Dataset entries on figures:
----
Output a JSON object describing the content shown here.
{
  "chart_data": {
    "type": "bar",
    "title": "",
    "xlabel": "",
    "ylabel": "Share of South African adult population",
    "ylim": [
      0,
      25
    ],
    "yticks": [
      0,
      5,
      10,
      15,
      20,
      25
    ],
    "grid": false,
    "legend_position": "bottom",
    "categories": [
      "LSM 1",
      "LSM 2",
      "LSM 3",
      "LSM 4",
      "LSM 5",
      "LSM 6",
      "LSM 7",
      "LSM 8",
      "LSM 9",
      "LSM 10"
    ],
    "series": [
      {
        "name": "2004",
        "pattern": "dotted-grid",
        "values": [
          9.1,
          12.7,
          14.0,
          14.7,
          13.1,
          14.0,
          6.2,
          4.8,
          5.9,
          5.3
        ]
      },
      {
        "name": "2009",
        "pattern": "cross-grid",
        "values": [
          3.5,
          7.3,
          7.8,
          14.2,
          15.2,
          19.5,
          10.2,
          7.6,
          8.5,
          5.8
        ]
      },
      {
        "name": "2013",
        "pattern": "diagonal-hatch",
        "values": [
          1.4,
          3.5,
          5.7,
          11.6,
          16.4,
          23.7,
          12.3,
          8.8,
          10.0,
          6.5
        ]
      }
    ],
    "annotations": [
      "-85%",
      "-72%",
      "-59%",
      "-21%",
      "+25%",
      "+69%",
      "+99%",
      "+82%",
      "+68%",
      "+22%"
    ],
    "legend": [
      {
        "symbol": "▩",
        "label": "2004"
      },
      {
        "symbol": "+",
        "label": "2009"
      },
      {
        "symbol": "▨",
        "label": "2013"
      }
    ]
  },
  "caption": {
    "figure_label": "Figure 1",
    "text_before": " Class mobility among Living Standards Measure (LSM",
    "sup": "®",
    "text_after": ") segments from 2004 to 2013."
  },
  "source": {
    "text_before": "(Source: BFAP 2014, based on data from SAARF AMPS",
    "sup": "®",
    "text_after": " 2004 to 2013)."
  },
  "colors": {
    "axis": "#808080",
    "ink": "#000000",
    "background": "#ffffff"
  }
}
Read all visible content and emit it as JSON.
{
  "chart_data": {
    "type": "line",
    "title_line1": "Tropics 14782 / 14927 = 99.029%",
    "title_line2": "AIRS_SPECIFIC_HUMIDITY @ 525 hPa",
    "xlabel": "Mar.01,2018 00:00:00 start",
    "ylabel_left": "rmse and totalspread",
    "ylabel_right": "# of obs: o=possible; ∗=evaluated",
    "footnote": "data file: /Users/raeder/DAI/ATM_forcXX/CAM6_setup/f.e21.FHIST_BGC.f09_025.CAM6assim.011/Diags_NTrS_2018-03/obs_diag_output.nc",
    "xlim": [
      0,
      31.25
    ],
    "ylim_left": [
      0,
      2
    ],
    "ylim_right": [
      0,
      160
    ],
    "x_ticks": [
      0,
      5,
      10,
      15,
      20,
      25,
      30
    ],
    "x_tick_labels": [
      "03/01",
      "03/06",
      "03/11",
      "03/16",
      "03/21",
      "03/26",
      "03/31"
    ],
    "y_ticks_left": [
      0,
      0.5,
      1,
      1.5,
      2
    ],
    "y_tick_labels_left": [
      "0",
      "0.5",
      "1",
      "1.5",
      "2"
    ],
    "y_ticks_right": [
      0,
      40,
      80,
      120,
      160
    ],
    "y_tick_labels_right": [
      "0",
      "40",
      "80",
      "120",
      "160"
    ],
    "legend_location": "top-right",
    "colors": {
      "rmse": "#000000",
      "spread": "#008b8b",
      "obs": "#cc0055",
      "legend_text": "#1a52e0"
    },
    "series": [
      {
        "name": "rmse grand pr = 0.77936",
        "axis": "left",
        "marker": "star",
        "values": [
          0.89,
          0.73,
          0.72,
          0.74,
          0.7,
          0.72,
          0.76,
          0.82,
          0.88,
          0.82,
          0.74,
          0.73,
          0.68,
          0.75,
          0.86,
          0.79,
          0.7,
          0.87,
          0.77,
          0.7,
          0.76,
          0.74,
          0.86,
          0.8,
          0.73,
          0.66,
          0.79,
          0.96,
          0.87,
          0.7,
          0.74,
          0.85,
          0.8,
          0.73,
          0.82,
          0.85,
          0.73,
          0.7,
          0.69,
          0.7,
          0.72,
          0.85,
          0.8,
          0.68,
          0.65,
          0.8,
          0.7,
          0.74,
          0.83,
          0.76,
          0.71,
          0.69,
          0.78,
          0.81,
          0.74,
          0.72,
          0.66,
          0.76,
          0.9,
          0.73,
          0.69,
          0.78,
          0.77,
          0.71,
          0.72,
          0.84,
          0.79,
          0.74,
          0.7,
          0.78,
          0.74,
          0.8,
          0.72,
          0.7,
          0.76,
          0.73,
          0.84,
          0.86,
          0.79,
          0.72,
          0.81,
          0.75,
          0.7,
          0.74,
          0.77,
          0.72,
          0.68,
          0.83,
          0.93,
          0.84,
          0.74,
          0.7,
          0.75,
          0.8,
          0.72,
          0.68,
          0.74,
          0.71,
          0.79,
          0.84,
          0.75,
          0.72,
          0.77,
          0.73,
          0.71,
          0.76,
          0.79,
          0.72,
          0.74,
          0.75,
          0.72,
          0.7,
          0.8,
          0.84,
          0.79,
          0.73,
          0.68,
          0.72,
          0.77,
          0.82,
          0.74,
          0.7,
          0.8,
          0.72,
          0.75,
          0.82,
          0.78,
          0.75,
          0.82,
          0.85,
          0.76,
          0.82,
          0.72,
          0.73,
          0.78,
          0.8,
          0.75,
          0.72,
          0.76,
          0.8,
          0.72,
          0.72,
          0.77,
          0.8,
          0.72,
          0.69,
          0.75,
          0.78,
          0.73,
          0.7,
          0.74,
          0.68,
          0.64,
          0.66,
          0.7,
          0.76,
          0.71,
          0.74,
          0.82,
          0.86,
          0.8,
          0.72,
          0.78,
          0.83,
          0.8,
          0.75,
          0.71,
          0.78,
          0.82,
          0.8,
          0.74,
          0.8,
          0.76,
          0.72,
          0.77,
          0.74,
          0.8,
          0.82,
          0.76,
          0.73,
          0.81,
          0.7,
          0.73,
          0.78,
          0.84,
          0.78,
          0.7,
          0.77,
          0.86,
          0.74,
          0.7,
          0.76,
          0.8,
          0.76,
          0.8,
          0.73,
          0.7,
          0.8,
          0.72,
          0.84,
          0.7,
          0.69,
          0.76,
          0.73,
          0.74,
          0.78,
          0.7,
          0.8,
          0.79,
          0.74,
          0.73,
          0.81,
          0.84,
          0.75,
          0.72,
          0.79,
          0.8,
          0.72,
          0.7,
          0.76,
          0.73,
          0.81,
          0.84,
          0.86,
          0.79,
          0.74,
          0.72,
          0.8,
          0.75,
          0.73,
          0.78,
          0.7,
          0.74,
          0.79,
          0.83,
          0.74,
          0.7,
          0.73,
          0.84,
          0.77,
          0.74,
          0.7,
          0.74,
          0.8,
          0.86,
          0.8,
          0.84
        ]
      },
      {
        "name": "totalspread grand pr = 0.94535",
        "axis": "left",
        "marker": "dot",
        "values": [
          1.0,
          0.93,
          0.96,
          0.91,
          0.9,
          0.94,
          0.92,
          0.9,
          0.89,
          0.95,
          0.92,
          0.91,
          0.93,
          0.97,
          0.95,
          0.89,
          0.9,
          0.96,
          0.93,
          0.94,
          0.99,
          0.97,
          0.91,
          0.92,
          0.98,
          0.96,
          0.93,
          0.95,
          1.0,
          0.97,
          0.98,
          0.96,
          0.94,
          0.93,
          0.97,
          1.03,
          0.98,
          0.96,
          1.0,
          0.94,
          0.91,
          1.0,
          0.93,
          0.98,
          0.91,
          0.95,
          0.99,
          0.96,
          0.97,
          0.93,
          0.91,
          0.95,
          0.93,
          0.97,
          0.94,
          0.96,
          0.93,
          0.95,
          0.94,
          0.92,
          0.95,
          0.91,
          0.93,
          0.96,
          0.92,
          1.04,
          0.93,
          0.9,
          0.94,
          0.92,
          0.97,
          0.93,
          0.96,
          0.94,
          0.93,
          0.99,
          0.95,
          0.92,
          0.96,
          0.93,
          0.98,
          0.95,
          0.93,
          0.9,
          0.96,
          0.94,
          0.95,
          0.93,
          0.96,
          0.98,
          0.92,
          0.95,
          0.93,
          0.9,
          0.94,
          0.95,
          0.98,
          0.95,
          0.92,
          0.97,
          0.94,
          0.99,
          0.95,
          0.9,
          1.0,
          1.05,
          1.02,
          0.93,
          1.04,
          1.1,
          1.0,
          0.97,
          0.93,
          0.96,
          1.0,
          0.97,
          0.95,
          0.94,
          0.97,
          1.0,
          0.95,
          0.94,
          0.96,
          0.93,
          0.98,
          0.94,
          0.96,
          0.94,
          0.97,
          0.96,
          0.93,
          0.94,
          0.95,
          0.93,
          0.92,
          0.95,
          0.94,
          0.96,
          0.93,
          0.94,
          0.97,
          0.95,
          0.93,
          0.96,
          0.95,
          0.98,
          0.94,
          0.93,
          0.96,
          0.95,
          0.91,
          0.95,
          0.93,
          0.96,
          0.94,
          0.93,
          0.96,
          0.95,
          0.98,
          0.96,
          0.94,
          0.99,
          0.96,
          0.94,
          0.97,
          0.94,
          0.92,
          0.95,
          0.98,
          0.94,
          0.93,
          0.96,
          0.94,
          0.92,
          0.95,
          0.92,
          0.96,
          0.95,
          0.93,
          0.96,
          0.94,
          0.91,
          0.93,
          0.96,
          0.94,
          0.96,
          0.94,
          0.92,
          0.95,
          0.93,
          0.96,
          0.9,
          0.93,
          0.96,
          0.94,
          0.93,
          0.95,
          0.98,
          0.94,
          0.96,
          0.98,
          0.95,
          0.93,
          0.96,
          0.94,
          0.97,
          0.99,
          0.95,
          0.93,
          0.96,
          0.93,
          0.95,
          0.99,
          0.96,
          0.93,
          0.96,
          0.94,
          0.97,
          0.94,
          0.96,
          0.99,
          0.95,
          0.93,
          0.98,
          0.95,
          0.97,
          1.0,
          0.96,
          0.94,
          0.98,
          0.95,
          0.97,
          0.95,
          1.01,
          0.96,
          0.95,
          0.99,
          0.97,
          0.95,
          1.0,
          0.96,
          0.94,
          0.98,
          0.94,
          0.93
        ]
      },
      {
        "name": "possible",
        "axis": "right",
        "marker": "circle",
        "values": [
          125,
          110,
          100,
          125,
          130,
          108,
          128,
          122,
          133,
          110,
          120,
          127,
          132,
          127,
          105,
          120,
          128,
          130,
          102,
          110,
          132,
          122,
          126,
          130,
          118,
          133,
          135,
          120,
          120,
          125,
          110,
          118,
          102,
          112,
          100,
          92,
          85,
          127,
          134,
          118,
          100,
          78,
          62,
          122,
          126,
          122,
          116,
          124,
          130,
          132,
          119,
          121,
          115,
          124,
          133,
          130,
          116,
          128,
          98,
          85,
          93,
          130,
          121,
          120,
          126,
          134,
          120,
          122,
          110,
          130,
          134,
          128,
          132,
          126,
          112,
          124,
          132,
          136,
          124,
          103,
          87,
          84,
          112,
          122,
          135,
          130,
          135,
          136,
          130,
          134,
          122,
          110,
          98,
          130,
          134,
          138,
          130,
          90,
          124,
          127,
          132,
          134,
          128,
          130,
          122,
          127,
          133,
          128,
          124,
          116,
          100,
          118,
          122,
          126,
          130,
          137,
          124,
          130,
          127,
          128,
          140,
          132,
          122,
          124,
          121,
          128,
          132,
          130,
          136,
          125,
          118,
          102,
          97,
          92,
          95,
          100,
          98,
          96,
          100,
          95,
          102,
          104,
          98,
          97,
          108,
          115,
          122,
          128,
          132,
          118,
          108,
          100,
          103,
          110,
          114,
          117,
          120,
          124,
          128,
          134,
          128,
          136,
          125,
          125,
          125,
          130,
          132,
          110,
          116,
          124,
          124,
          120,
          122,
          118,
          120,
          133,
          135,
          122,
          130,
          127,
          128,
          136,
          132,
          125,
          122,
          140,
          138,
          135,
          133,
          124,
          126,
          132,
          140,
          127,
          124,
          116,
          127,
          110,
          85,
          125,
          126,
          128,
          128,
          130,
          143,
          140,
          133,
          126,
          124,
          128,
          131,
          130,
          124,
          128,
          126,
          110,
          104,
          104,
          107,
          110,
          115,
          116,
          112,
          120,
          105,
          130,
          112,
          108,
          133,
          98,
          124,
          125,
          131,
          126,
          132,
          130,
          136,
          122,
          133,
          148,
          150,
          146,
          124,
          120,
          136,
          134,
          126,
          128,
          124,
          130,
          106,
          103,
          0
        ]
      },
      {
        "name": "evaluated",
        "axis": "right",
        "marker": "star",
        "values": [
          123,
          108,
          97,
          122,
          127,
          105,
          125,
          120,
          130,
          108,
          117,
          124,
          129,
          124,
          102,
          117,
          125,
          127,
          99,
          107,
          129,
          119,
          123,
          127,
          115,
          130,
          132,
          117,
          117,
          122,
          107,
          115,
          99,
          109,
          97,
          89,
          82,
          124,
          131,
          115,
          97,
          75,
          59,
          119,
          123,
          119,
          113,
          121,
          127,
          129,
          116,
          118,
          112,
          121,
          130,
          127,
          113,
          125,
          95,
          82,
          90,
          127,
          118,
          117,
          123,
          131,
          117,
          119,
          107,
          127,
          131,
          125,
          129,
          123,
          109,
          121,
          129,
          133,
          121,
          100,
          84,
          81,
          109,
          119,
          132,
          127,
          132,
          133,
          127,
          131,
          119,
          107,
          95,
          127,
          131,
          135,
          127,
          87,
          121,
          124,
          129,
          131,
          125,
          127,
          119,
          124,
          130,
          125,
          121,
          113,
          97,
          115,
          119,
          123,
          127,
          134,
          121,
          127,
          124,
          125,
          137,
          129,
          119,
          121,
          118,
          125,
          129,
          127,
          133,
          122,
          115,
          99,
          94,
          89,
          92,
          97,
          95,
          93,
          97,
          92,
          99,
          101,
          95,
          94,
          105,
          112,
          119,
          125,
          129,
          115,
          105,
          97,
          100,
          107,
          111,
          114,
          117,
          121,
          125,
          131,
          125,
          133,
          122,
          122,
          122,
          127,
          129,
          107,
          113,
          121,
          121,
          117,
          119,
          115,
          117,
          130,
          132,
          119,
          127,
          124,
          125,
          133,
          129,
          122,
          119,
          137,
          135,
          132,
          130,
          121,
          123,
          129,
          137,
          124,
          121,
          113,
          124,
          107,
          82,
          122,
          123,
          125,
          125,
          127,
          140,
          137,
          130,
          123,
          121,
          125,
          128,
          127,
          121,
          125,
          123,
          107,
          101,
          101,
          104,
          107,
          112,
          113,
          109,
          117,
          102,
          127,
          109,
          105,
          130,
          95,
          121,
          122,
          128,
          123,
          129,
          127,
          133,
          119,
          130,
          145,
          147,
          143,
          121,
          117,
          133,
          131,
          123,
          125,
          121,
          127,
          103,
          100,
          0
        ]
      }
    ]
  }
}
----
Your task is to gather every line with the word "from" and copy it.

    "text_after": ") segments from 2004 to 2013."
    "text_before": "(Source: BFAP 2014, based on data from SAARF AMPS",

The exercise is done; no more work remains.